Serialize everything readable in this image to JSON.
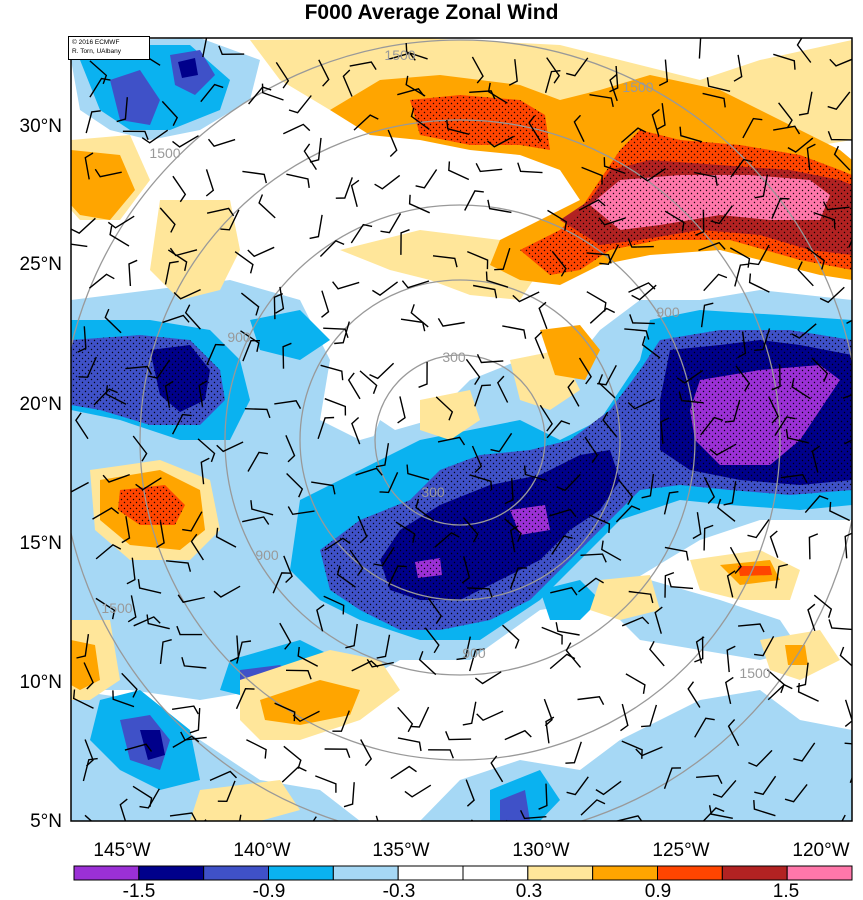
{
  "title": "F000 Average Zonal Wind",
  "credit": [
    "© 2016 ECMWF",
    "R. Torn, UAlbany"
  ],
  "map": {
    "lat_ticks": [
      "30°N",
      "25°N",
      "20°N",
      "15°N",
      "10°N",
      "5°N"
    ],
    "lon_ticks": [
      "145°W",
      "140°W",
      "135°W",
      "130°W",
      "125°W",
      "120°W"
    ],
    "range_rings": {
      "color": "#999999",
      "labels": [
        {
          "text": "300"
        },
        {
          "text": "300"
        },
        {
          "text": "900"
        },
        {
          "text": "900"
        },
        {
          "text": "900"
        },
        {
          "text": "900"
        },
        {
          "text": "1500"
        },
        {
          "text": "1500"
        },
        {
          "text": "1500"
        },
        {
          "text": "1500"
        },
        {
          "text": "1500"
        }
      ]
    }
  },
  "colorbar": {
    "colors": [
      "#9b30d6",
      "#00008b",
      "#3f51c8",
      "#0ab2f0",
      "#a6d8f5",
      "#ffffff",
      "#ffffff",
      "#ffe69a",
      "#ffa500",
      "#ff4500",
      "#b22222",
      "#ff77aa"
    ],
    "labels": [
      "-1.5",
      "-0.9",
      "-0.3",
      "0.3",
      "0.9",
      "1.5"
    ]
  }
}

━━━━━━━━━━

SET PROBLEM
Repeat the material above word for word, please, apart from its images.

EXERCISE RESPONSE
Serialize everything readable in this image to JSON.
{
  "title": "F000 Average Zonal Wind",
  "credit": [
    "© 2016 ECMWF",
    "R. Torn, UAlbany"
  ],
  "map": {
    "lat_ticks": [
      "30°N",
      "25°N",
      "20°N",
      "15°N",
      "10°N",
      "5°N"
    ],
    "lon_ticks": [
      "145°W",
      "140°W",
      "135°W",
      "130°W",
      "125°W",
      "120°W"
    ],
    "range_rings": {
      "color": "#999999",
      "labels": [
        {
          "text": "300"
        },
        {
          "text": "300"
        },
        {
          "text": "900"
        },
        {
          "text": "900"
        },
        {
          "text": "900"
        },
        {
          "text": "900"
        },
        {
          "text": "1500"
        },
        {
          "text": "1500"
        },
        {
          "text": "1500"
        },
        {
          "text": "1500"
        },
        {
          "text": "1500"
        }
      ]
    }
  },
  "colorbar": {
    "colors": [
      "#9b30d6",
      "#00008b",
      "#3f51c8",
      "#0ab2f0",
      "#a6d8f5",
      "#ffffff",
      "#ffffff",
      "#ffe69a",
      "#ffa500",
      "#ff4500",
      "#b22222",
      "#ff77aa"
    ],
    "labels": [
      "-1.5",
      "-0.9",
      "-0.3",
      "0.3",
      "0.9",
      "1.5"
    ]
  }
}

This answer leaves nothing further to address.